(Data entries)
## begin
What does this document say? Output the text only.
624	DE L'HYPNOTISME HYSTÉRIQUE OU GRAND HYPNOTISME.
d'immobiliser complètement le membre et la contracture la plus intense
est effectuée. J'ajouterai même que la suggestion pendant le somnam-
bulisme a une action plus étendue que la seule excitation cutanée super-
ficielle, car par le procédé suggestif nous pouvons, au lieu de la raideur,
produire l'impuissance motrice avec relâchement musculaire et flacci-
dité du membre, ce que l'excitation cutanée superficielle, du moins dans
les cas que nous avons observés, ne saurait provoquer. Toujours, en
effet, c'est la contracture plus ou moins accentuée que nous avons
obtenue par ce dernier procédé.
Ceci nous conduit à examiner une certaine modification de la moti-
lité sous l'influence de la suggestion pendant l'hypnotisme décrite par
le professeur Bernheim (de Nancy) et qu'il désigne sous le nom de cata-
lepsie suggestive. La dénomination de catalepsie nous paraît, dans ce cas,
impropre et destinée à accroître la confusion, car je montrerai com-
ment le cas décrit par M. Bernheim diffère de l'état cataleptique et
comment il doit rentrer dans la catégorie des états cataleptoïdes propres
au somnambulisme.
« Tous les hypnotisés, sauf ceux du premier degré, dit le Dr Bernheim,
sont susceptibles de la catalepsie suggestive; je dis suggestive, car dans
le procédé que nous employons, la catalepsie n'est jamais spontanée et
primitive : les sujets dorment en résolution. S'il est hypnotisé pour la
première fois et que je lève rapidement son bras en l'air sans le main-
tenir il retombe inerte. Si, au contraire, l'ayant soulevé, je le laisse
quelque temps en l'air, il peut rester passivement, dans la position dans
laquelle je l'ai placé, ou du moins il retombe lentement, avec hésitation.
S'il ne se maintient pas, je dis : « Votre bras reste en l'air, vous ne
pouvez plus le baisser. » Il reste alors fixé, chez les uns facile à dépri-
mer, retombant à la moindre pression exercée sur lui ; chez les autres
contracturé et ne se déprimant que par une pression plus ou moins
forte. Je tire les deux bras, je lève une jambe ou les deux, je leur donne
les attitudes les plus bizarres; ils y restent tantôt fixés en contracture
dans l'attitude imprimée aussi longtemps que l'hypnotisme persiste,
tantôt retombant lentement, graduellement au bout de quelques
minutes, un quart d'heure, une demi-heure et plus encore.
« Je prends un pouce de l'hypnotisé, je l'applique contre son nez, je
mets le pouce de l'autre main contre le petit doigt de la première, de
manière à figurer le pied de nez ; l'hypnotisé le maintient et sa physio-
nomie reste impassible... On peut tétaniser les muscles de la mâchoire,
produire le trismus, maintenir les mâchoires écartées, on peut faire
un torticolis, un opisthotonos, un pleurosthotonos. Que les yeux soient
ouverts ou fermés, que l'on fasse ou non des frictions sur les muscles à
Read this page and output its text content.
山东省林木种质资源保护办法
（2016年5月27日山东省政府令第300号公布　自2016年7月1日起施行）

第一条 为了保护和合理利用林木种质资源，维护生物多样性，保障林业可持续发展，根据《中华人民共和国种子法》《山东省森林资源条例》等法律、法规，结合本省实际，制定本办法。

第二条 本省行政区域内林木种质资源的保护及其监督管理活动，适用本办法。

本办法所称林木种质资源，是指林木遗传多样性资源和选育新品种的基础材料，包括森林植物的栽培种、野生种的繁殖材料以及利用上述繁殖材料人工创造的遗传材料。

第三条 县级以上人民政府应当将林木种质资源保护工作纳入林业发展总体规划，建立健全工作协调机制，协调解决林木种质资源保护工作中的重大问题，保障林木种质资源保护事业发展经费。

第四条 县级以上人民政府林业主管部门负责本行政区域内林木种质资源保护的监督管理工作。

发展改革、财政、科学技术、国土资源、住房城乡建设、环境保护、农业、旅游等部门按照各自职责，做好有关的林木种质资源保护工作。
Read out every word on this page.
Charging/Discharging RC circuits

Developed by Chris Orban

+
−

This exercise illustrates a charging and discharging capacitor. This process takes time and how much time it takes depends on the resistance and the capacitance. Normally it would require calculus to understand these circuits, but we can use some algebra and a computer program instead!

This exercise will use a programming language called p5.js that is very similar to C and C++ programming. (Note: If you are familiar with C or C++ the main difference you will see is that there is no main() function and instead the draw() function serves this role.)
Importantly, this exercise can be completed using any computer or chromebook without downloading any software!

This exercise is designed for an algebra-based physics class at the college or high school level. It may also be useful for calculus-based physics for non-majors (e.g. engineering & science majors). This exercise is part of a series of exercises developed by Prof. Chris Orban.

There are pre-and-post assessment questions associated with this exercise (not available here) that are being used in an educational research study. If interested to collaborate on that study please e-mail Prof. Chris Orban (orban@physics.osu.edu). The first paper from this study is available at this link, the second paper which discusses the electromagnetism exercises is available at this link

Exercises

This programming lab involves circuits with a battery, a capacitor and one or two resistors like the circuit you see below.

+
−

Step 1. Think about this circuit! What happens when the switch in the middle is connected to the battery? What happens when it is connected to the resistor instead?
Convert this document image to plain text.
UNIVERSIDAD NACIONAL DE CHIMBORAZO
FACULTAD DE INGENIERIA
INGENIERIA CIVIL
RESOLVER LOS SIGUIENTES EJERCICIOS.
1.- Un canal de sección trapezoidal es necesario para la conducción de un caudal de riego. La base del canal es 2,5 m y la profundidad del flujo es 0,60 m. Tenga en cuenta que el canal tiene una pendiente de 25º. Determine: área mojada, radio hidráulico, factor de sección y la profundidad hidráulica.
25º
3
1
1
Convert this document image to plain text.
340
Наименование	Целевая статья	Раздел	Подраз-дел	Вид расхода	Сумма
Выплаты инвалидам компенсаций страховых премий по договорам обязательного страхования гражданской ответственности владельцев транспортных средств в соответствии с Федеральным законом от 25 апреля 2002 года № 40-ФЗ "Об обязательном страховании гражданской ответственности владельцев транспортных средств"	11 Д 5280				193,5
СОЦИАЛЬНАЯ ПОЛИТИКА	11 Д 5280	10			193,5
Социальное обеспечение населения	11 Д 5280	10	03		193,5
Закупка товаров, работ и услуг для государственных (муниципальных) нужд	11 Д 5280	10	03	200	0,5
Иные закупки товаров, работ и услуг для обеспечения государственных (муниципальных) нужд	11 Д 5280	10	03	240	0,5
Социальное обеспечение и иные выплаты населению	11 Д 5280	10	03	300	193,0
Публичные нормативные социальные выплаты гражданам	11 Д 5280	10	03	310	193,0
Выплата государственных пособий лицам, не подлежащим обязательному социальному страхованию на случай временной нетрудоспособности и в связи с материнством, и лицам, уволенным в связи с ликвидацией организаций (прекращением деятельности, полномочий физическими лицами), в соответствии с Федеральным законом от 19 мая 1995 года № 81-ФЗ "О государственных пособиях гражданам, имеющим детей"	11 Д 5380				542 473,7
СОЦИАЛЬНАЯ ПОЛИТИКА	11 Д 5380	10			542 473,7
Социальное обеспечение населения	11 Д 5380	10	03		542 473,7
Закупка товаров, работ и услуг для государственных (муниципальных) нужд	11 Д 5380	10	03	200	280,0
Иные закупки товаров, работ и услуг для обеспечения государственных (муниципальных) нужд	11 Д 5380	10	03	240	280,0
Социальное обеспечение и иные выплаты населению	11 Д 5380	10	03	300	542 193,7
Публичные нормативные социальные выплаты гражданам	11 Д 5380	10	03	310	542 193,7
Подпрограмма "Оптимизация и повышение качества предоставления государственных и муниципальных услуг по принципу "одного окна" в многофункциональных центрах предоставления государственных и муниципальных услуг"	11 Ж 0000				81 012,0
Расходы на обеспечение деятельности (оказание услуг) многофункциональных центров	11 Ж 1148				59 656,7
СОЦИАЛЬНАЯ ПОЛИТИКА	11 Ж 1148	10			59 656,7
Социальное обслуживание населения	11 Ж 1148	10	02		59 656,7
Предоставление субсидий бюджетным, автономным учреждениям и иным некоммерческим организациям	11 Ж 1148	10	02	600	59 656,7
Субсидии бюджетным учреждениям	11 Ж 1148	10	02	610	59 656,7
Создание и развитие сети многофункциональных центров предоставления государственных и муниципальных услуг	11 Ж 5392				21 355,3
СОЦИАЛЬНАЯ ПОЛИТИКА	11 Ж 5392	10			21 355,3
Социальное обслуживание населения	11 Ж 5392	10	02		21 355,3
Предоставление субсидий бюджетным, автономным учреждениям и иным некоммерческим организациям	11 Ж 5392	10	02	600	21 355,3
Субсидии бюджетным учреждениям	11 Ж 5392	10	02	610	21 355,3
## end
--- REQUIREMENTS ---
Extract all lines from the material above that include the word "lentement".

--- CORRECT RESULT ---
laquelle je l'ai placé, ou du moins il retombe lentement, avec hésitation.
tantôt retombant lentement, graduellement au bout de quelques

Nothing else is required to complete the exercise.